• _REQUIRED TASK_
Print all of the lines exactly. Any picture among them stays out.

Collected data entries
• • • • • • •

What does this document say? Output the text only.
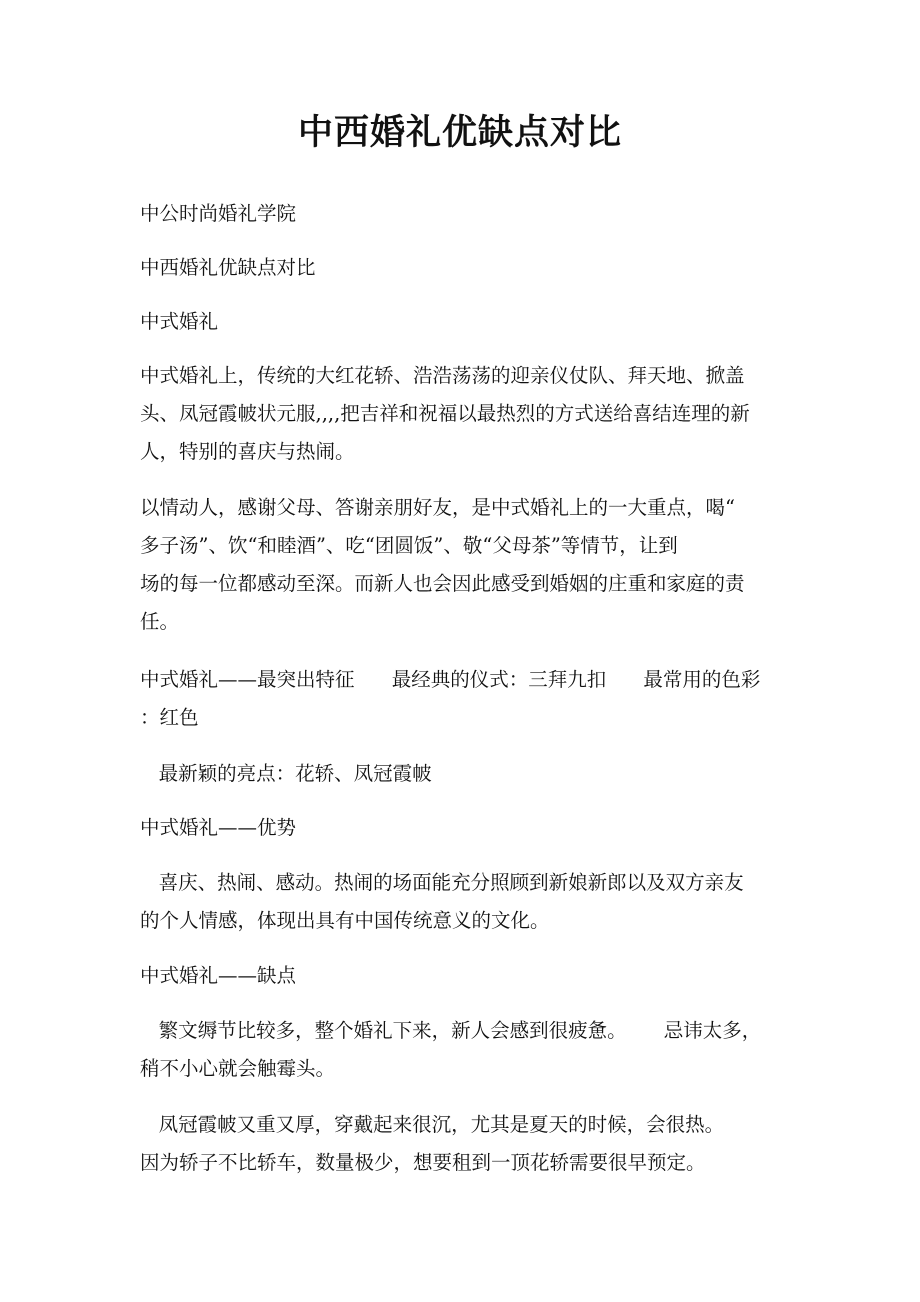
中西婚礼优缺点对比
中公时尚婚礼学院
中西婚礼优缺点对比
中式婚礼
中式婚礼上，传统的大红花轿、浩浩荡荡的迎亲仪仗队、拜天地、掀盖
头、凤冠霞帔状元服,,,,把吉祥和祝福以最热烈的方式送给喜结连理的新
人，特别的喜庆与热闹。
以情动人，感谢父母、答谢亲朋好友，是中式婚礼上的一大重点，喝“
多子汤”、饮“和睦酒”、吃“团圆饭”、敬“父母茶”等情节，让到
场的每一位都感动至深。而新人也会因此感受到婚姻的庄重和家庭的责
任。
中式婚礼——最突出特征      最经典的仪式：三拜九扣      最常用的色彩
：红色
最新颖的亮点：花轿、凤冠霞帔
中式婚礼——优势
喜庆、热闹、感动。热闹的场面能充分照顾到新娘新郎以及双方亲友
的个人情感，体现出具有中国传统意义的文化。
中式婚礼——缺点
繁文缛节比较多，整个婚礼下来，新人会感到很疲惫。      忌讳太多，
稍不小心就会触霉头。
凤冠霞帔又重又厚，穿戴起来很沉，尤其是夏天的时候，会很热。
因为轿子不比轿车，数量极少，想要租到一顶花轿需要很早预定。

• • • • • • •

• _FULL RESPONSE_
What does this document say? Output the text only.
中西婚礼优缺点对比
中公时尚婚礼学院
中西婚礼优缺点对比
中式婚礼
中式婚礼上，传统的大红花轿、浩浩荡荡的迎亲仪仗队、拜天地、掀盖
头、凤冠霞帔状元服,,,,把吉祥和祝福以最热烈的方式送给喜结连理的新
人，特别的喜庆与热闹。
以情动人，感谢父母、答谢亲朋好友，是中式婚礼上的一大重点，喝“
多子汤”、饮“和睦酒”、吃“团圆饭”、敬“父母茶”等情节，让到
场的每一位都感动至深。而新人也会因此感受到婚姻的庄重和家庭的责
任。
中式婚礼——最突出特征      最经典的仪式：三拜九扣      最常用的色彩
：红色
最新颖的亮点：花轿、凤冠霞帔
中式婚礼——优势
喜庆、热闹、感动。热闹的场面能充分照顾到新娘新郎以及双方亲友
的个人情感，体现出具有中国传统意义的文化。
中式婚礼——缺点
繁文缛节比较多，整个婚礼下来，新人会感到很疲惫。      忌讳太多，
稍不小心就会触霉头。
凤冠霞帔又重又厚，穿戴起来很沉，尤其是夏天的时候，会很热。
因为轿子不比轿车，数量极少，想要租到一顶花轿需要很早预定。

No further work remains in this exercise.